_Data excerpts_
—————

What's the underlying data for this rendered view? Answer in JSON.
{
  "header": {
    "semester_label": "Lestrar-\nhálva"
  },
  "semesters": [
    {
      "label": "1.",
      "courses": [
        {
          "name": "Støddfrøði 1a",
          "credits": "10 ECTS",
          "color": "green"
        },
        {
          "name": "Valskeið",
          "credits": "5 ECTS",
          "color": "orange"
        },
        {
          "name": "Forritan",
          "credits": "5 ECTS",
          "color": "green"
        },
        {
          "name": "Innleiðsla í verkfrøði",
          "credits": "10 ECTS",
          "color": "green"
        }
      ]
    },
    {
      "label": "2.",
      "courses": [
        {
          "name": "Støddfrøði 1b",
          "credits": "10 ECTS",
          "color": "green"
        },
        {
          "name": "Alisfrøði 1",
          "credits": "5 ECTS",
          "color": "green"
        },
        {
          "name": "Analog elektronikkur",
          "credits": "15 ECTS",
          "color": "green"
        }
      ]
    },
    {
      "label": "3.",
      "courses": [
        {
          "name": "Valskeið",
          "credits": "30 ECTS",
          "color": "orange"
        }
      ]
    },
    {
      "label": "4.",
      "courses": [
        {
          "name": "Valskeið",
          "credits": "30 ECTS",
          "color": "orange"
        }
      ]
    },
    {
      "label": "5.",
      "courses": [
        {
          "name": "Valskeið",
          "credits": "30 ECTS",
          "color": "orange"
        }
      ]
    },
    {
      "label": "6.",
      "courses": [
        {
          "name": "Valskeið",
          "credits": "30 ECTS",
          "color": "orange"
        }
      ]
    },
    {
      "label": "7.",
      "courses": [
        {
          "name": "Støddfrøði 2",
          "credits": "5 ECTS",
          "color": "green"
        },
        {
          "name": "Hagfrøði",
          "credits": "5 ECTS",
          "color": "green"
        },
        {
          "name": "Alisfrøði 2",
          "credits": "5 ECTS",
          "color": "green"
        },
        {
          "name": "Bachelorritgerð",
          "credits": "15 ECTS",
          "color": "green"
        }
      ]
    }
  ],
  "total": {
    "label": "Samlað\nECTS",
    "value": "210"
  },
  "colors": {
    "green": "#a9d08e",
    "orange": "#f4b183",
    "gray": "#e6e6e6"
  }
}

—————

_Set exercise_
Return all of the entries exactly as they were supplied.

_Exercise output_
What's the underlying data for this rendered view? Answer in JSON.
{
  "header": {
    "semester_label": "Lestrar-\nhálva"
  },
  "semesters": [
    {
      "label": "1.",
      "courses": [
        {
          "name": "Støddfrøði 1a",
          "credits": "10 ECTS",
          "color": "green"
        },
        {
          "name": "Valskeið",
          "credits": "5 ECTS",
          "color": "orange"
        },
        {
          "name": "Forritan",
          "credits": "5 ECTS",
          "color": "green"
        },
        {
          "name": "Innleiðsla í verkfrøði",
          "credits": "10 ECTS",
          "color": "green"
        }
      ]
    },
    {
      "label": "2.",
      "courses": [
        {
          "name": "Støddfrøði 1b",
          "credits": "10 ECTS",
          "color": "green"
        },
        {
          "name": "Alisfrøði 1",
          "credits": "5 ECTS",
          "color": "green"
        },
        {
          "name": "Analog elektronikkur",
          "credits": "15 ECTS",
          "color": "green"
        }
      ]
    },
    {
      "label": "3.",
      "courses": [
        {
          "name": "Valskeið",
          "credits": "30 ECTS",
          "color": "orange"
        }
      ]
    },
    {
      "label": "4.",
      "courses": [
        {
          "name": "Valskeið",
          "credits": "30 ECTS",
          "color": "orange"
        }
      ]
    },
    {
      "label": "5.",
      "courses": [
        {
          "name": "Valskeið",
          "credits": "30 ECTS",
          "color": "orange"
        }
      ]
    },
    {
      "label": "6.",
      "courses": [
        {
          "name": "Valskeið",
          "credits": "30 ECTS",
          "color": "orange"
        }
      ]
    },
    {
      "label": "7.",
      "courses": [
        {
          "name": "Støddfrøði 2",
          "credits": "5 ECTS",
          "color": "green"
        },
        {
          "name": "Hagfrøði",
          "credits": "5 ECTS",
          "color": "green"
        },
        {
          "name": "Alisfrøði 2",
          "credits": "5 ECTS",
          "color": "green"
        },
        {
          "name": "Bachelorritgerð",
          "credits": "15 ECTS",
          "color": "green"
        }
      ]
    }
  ],
  "total": {
    "label": "Samlað\nECTS",
    "value": "210"
  },
  "colors": {
    "green": "#a9d08e",
    "orange": "#f4b183",
    "gray": "#e6e6e6"
  }
}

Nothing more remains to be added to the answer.